The task: Copy out the listing exactly.

Data listing:
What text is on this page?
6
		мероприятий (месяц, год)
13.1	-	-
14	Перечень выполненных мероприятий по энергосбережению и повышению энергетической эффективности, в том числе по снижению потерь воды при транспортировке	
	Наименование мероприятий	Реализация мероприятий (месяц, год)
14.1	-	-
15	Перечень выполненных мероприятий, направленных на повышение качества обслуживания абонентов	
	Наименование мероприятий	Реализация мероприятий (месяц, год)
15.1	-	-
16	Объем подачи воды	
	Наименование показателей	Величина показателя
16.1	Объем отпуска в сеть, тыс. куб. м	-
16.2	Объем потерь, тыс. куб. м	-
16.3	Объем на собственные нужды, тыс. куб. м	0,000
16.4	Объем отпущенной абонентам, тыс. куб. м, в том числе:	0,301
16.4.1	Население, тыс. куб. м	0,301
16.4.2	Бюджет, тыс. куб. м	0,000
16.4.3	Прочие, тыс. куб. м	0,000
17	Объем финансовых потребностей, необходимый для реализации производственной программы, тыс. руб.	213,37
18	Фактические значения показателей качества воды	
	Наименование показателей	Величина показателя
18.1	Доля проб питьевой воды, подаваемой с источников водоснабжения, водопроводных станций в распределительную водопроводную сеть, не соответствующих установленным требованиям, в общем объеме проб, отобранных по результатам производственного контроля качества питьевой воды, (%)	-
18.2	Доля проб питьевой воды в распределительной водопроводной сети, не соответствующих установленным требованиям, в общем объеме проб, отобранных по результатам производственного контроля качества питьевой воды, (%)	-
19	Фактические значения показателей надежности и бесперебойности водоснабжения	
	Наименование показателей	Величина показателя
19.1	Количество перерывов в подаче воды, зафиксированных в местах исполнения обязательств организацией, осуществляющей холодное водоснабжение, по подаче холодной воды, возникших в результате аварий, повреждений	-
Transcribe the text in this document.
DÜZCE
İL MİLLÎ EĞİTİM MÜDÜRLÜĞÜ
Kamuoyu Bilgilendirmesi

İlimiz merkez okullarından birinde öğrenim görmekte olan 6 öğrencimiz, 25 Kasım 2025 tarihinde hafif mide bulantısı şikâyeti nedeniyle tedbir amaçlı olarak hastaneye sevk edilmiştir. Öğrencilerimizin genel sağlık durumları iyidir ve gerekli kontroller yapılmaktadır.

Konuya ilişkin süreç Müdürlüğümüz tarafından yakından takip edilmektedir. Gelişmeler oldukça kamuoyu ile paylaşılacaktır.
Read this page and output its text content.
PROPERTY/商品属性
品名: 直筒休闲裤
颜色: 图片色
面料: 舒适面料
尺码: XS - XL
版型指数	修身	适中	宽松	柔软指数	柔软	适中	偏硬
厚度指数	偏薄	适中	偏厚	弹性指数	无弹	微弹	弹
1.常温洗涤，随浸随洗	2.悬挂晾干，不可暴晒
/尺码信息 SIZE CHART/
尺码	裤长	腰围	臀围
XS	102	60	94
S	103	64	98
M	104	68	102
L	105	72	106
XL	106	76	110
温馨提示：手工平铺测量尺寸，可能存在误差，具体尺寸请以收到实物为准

Answer to the exercise:
What text is on this page?
6
		мероприятий (месяц, год)
13.1	-	-
14	Перечень выполненных мероприятий по энергосбережению и повышению энергетической эффективности, в том числе по снижению потерь воды при транспортировке	
	Наименование мероприятий	Реализация мероприятий (месяц, год)
14.1	-	-
15	Перечень выполненных мероприятий, направленных на повышение качества обслуживания абонентов	
	Наименование мероприятий	Реализация мероприятий (месяц, год)
15.1	-	-
16	Объем подачи воды	
	Наименование показателей	Величина показателя
16.1	Объем отпуска в сеть, тыс. куб. м	-
16.2	Объем потерь, тыс. куб. м	-
16.3	Объем на собственные нужды, тыс. куб. м	0,000
16.4	Объем отпущенной абонентам, тыс. куб. м, в том числе:	0,301
16.4.1	Население, тыс. куб. м	0,301
16.4.2	Бюджет, тыс. куб. м	0,000
16.4.3	Прочие, тыс. куб. м	0,000
17	Объем финансовых потребностей, необходимый для реализации производственной программы, тыс. руб.	213,37
18	Фактические значения показателей качества воды	
	Наименование показателей	Величина показателя
18.1	Доля проб питьевой воды, подаваемой с источников водоснабжения, водопроводных станций в распределительную водопроводную сеть, не соответствующих установленным требованиям, в общем объеме проб, отобранных по результатам производственного контроля качества питьевой воды, (%)	-
18.2	Доля проб питьевой воды в распределительной водопроводной сети, не соответствующих установленным требованиям, в общем объеме проб, отобранных по результатам производственного контроля качества питьевой воды, (%)	-
19	Фактические значения показателей надежности и бесперебойности водоснабжения	
	Наименование показателей	Величина показателя
19.1	Количество перерывов в подаче воды, зафиксированных в местах исполнения обязательств организацией, осуществляющей холодное водоснабжение, по подаче холодной воды, возникших в результате аварий, повреждений	-
Transcribe the text in this document.
DÜZCE
İL MİLLÎ EĞİTİM MÜDÜRLÜĞÜ
Kamuoyu Bilgilendirmesi

İlimiz merkez okullarından birinde öğrenim görmekte olan 6 öğrencimiz, 25 Kasım 2025 tarihinde hafif mide bulantısı şikâyeti nedeniyle tedbir amaçlı olarak hastaneye sevk edilmiştir. Öğrencilerimizin genel sağlık durumları iyidir ve gerekli kontroller yapılmaktadır.

Konuya ilişkin süreç Müdürlüğümüz tarafından yakından takip edilmektedir. Gelişmeler oldukça kamuoyu ile paylaşılacaktır.
Read this page and output its text content.
PROPERTY/商品属性
品名: 直筒休闲裤
颜色: 图片色
面料: 舒适面料
尺码: XS - XL
版型指数	修身	适中	宽松	柔软指数	柔软	适中	偏硬
厚度指数	偏薄	适中	偏厚	弹性指数	无弹	微弹	弹
1.常温洗涤，随浸随洗	2.悬挂晾干，不可暴晒
/尺码信息 SIZE CHART/
尺码	裤长	腰围	臀围
XS	102	60	94
S	103	64	98
M	104	68	102
L	105	72	106
XL	106	76	110
温馨提示：手工平铺测量尺寸，可能存在误差，具体尺寸请以收到实物为准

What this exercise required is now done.